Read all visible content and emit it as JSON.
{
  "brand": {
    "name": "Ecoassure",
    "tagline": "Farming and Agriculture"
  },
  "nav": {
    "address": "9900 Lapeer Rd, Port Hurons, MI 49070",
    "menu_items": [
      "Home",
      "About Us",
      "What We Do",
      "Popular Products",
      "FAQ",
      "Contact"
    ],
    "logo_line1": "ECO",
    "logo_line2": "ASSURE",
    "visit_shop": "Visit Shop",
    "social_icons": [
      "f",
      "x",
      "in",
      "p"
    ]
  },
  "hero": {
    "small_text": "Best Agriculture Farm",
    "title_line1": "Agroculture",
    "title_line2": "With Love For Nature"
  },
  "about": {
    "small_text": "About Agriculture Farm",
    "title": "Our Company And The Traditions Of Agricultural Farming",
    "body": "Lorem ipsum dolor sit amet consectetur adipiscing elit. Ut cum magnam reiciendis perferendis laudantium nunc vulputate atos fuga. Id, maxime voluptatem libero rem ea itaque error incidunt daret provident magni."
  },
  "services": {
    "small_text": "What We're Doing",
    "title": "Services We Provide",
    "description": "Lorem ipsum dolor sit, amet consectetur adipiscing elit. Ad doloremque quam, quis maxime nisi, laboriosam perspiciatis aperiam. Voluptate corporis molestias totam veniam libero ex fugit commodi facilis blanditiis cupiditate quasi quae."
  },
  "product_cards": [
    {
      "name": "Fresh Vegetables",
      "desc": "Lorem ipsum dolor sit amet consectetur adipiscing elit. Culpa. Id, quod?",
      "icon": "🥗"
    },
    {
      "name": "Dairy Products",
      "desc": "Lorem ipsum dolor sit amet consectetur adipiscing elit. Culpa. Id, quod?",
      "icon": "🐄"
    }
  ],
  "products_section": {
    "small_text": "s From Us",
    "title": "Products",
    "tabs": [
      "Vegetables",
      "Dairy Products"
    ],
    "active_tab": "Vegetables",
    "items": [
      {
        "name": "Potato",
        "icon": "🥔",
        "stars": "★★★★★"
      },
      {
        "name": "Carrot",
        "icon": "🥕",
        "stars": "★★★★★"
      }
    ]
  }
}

☆ ☆ ☆ ☆ ☆

## Exercise requirements
Repeat all of the records above exactly as written.

## Response
Read all visible content and emit it as JSON.
{
  "brand": {
    "name": "Ecoassure",
    "tagline": "Farming and Agriculture"
  },
  "nav": {
    "address": "9900 Lapeer Rd, Port Hurons, MI 49070",
    "menu_items": [
      "Home",
      "About Us",
      "What We Do",
      "Popular Products",
      "FAQ",
      "Contact"
    ],
    "logo_line1": "ECO",
    "logo_line2": "ASSURE",
    "visit_shop": "Visit Shop",
    "social_icons": [
      "f",
      "x",
      "in",
      "p"
    ]
  },
  "hero": {
    "small_text": "Best Agriculture Farm",
    "title_line1": "Agroculture",
    "title_line2": "With Love For Nature"
  },
  "about": {
    "small_text": "About Agriculture Farm",
    "title": "Our Company And The Traditions Of Agricultural Farming",
    "body": "Lorem ipsum dolor sit amet consectetur adipiscing elit. Ut cum magnam reiciendis perferendis laudantium nunc vulputate atos fuga. Id, maxime voluptatem libero rem ea itaque error incidunt daret provident magni."
  },
  "services": {
    "small_text": "What We're Doing",
    "title": "Services We Provide",
    "description": "Lorem ipsum dolor sit, amet consectetur adipiscing elit. Ad doloremque quam, quis maxime nisi, laboriosam perspiciatis aperiam. Voluptate corporis molestias totam veniam libero ex fugit commodi facilis blanditiis cupiditate quasi quae."
  },
  "product_cards": [
    {
      "name": "Fresh Vegetables",
      "desc": "Lorem ipsum dolor sit amet consectetur adipiscing elit. Culpa. Id, quod?",
      "icon": "🥗"
    },
    {
      "name": "Dairy Products",
      "desc": "Lorem ipsum dolor sit amet consectetur adipiscing elit. Culpa. Id, quod?",
      "icon": "🐄"
    }
  ],
  "products_section": {
    "small_text": "s From Us",
    "title": "Products",
    "tabs": [
      "Vegetables",
      "Dairy Products"
    ],
    "active_tab": "Vegetables",
    "items": [
      {
        "name": "Potato",
        "icon": "🥔",
        "stars": "★★★★★"
      },
      {
        "name": "Carrot",
        "icon": "🥕",
        "stars": "★★★★★"
      }
    ]
  }
}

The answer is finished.